→ Prompt
Gather, from the data below, each line in which the word "name" occurs.

········

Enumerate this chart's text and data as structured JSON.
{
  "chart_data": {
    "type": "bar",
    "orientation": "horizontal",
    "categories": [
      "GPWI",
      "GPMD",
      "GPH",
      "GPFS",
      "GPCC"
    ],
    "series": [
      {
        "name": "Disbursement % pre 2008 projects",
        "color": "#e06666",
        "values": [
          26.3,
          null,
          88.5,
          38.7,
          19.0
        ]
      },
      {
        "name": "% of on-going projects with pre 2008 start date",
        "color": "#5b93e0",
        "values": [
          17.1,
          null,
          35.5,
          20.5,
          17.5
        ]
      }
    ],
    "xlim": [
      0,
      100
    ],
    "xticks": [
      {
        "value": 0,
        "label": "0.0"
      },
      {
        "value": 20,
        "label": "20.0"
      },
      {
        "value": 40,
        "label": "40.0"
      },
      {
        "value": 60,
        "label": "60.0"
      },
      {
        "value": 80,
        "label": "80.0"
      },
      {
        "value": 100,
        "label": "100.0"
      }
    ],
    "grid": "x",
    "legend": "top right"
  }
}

········

→ Completed task
        "name": "Disbursement % pre 2008 projects",
        "name": "% of on-going projects with pre 2008 start date",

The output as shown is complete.